─── Information provided ───

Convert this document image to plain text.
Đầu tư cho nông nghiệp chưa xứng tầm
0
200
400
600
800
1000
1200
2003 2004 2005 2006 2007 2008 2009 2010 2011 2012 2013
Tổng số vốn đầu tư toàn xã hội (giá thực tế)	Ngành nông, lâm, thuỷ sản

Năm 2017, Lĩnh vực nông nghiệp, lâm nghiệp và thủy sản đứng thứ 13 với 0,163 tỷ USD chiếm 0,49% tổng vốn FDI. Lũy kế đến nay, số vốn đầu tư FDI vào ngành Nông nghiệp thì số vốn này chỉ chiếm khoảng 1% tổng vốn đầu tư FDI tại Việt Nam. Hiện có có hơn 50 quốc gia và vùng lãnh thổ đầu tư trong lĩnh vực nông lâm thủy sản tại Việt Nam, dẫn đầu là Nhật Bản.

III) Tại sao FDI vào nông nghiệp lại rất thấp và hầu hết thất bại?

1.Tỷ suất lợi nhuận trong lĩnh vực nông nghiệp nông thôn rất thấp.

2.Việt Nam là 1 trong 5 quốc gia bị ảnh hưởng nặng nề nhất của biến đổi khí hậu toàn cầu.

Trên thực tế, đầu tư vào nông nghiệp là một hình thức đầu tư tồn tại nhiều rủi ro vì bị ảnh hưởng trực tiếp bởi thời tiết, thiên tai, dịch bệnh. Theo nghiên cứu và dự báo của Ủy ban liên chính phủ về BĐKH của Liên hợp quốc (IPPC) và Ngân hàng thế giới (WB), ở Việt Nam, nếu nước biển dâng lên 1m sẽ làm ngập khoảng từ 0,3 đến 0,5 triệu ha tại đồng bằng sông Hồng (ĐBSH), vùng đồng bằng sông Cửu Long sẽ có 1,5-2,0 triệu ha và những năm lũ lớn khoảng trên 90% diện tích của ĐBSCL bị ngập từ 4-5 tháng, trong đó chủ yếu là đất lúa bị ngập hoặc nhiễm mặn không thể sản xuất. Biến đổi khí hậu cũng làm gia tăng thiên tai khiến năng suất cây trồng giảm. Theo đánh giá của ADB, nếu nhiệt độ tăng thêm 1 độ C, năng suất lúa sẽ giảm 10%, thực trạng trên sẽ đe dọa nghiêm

───

Task to carry out
Please restate the records in full, word for word.

Result for this task
Convert this document image to plain text.
Đầu tư cho nông nghiệp chưa xứng tầm
0
200
400
600
800
1000
1200
2003 2004 2005 2006 2007 2008 2009 2010 2011 2012 2013
Tổng số vốn đầu tư toàn xã hội (giá thực tế)	Ngành nông, lâm, thuỷ sản

Năm 2017, Lĩnh vực nông nghiệp, lâm nghiệp và thủy sản đứng thứ 13 với 0,163 tỷ USD chiếm 0,49% tổng vốn FDI. Lũy kế đến nay, số vốn đầu tư FDI vào ngành Nông nghiệp thì số vốn này chỉ chiếm khoảng 1% tổng vốn đầu tư FDI tại Việt Nam. Hiện có có hơn 50 quốc gia và vùng lãnh thổ đầu tư trong lĩnh vực nông lâm thủy sản tại Việt Nam, dẫn đầu là Nhật Bản.

III) Tại sao FDI vào nông nghiệp lại rất thấp và hầu hết thất bại?

1.Tỷ suất lợi nhuận trong lĩnh vực nông nghiệp nông thôn rất thấp.

2.Việt Nam là 1 trong 5 quốc gia bị ảnh hưởng nặng nề nhất của biến đổi khí hậu toàn cầu.

Trên thực tế, đầu tư vào nông nghiệp là một hình thức đầu tư tồn tại nhiều rủi ro vì bị ảnh hưởng trực tiếp bởi thời tiết, thiên tai, dịch bệnh. Theo nghiên cứu và dự báo của Ủy ban liên chính phủ về BĐKH của Liên hợp quốc (IPPC) và Ngân hàng thế giới (WB), ở Việt Nam, nếu nước biển dâng lên 1m sẽ làm ngập khoảng từ 0,3 đến 0,5 triệu ha tại đồng bằng sông Hồng (ĐBSH), vùng đồng bằng sông Cửu Long sẽ có 1,5-2,0 triệu ha và những năm lũ lớn khoảng trên 90% diện tích của ĐBSCL bị ngập từ 4-5 tháng, trong đó chủ yếu là đất lúa bị ngập hoặc nhiễm mặn không thể sản xuất. Biến đổi khí hậu cũng làm gia tăng thiên tai khiến năng suất cây trồng giảm. Theo đánh giá của ADB, nếu nhiệt độ tăng thêm 1 độ C, năng suất lúa sẽ giảm 10%, thực trạng trên sẽ đe dọa nghiêm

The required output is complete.